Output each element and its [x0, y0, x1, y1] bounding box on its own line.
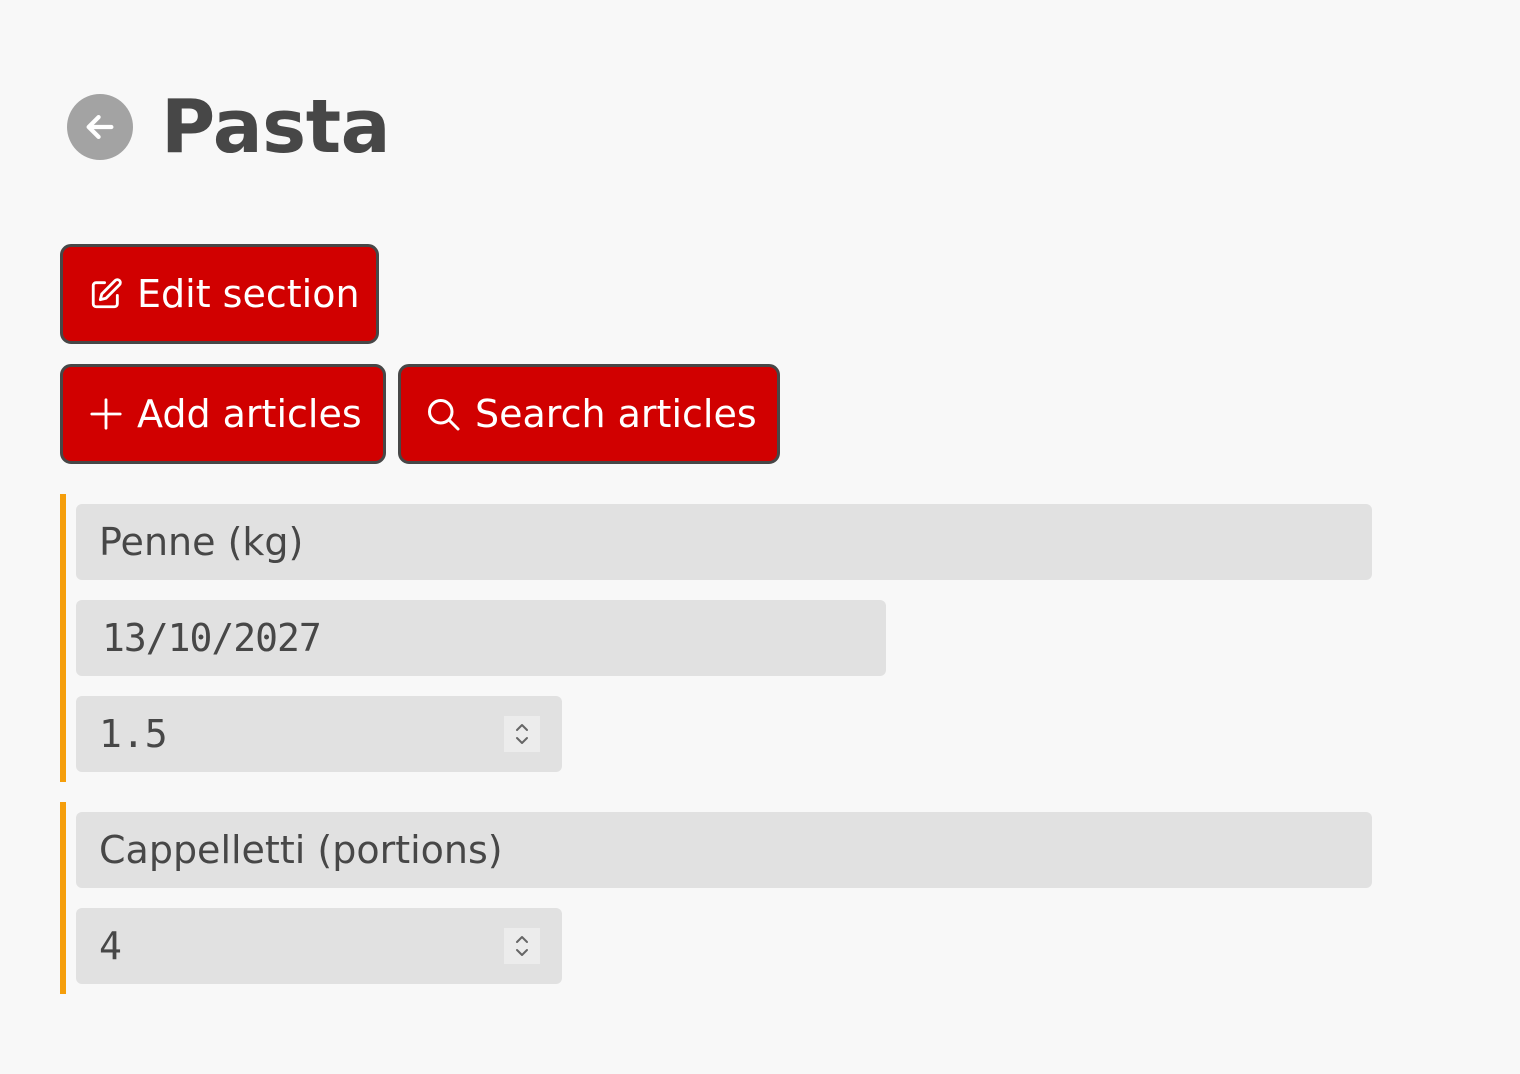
- page: Pasta Edit section Add articles Search a…: [0, 0, 1520, 1074]
- quantity-field[interactable]: 1.5: [76, 696, 562, 772]
- arrow-left-icon: [86, 114, 114, 140]
- back-button[interactable]: [67, 94, 133, 160]
- quantity-stepper[interactable]: [504, 716, 540, 752]
- article-item: Cappelletti (portions) 4: [60, 802, 1386, 994]
- search-icon: [425, 396, 461, 432]
- add-articles-button[interactable]: Add articles: [60, 364, 386, 464]
- stepper-arrows-icon: [516, 724, 528, 744]
- expiry-date-field[interactable]: 13/10/2027: [76, 600, 886, 676]
- add-articles-label: Add articles: [137, 392, 362, 436]
- quantity-value: 1.5: [99, 712, 168, 756]
- quantity-stepper[interactable]: [504, 928, 540, 964]
- edit-section-button[interactable]: Edit section: [60, 244, 379, 344]
- article-name-field[interactable]: Cappelletti (portions): [76, 812, 1372, 888]
- search-articles-label: Search articles: [475, 392, 757, 436]
- plus-icon: [89, 397, 123, 431]
- quantity-field[interactable]: 4: [76, 908, 562, 984]
- edit-section-label: Edit section: [137, 272, 360, 316]
- article-name-field[interactable]: Penne (kg): [76, 504, 1372, 580]
- stepper-arrows-icon: [516, 936, 528, 956]
- search-articles-button[interactable]: Search articles: [398, 364, 780, 464]
- article-item: Penne (kg) 13/10/2027 1.5: [60, 494, 1386, 782]
- quantity-value: 4: [99, 924, 122, 968]
- page-title: Pasta: [161, 84, 391, 170]
- edit-icon: [89, 277, 123, 311]
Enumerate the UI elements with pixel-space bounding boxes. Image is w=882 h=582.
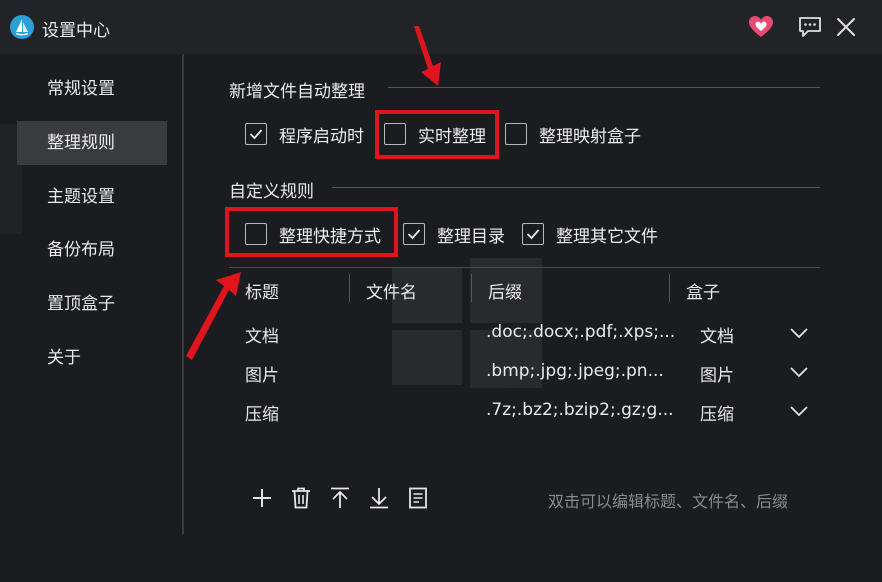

*Objective:*
Can you turn every line of the records above into a JSON list of strings, one string per line, with blank lines skipped and the pictures left out?

*Correct result:*
[
  "Output each element and its [x0, y0, x1, y1] bounding box on its own line.",
  "- page: Pasta Edit section Add articles Search a…: [0, 0, 1520, 1074]",
  "- quantity-field[interactable]: 1.5: [76, 696, 562, 772]",
  "- arrow-left-icon: [86, 114, 114, 140]",
  "- back-button[interactable]: [67, 94, 133, 160]",
  "- quantity-stepper[interactable]: [504, 716, 540, 752]",
  "- article-item: Cappelletti (portions) 4: [60, 802, 1386, 994]",
  "- search-icon: [425, 396, 461, 432]",
  "- add-articles-button[interactable]: Add articles: [60, 364, 386, 464]",
  "- stepper-arrows-icon: [516, 724, 528, 744]",
  "- expiry-date-field[interactable]: 13/10/2027: [76, 600, 886, 676]",
  "- add-articles-label: Add articles: [137, 392, 362, 436]",
  "- quantity-value: 1.5: [99, 712, 168, 756]",
  "- quantity-stepper[interactable]: [504, 928, 540, 964]",
  "- edit-section-button[interactable]: Edit section: [60, 244, 379, 344]",
  "- article-name-field[interactable]: Cappelletti (portions): [76, 812, 1372, 888]",
  "- search-articles-label: Search articles: [475, 392, 757, 436]",
  "- plus-icon: [89, 397, 123, 431]",
  "- quantity-field[interactable]: 4: [76, 908, 562, 984]",
  "- edit-section-label: Edit section: [137, 272, 360, 316]",
  "- article-name-field[interactable]: Penne (kg): [76, 504, 1372, 580]",
  "- stepper-arrows-icon: [516, 936, 528, 956]",
  "- search-articles-button[interactable]: Search articles: [398, 364, 780, 464]",
  "- article-item: Penne (kg) 13/10/2027 1.5: [60, 494, 1386, 782]",
  "- quantity-value: 4: [99, 924, 122, 968]",
  "- page-title: Pasta: [161, 84, 391, 170]",
  "- edit-icon: [89, 277, 123, 311]",
  "Enumerate the UI elements with pixel-space bounding boxes. Image is w=882 h=582."
]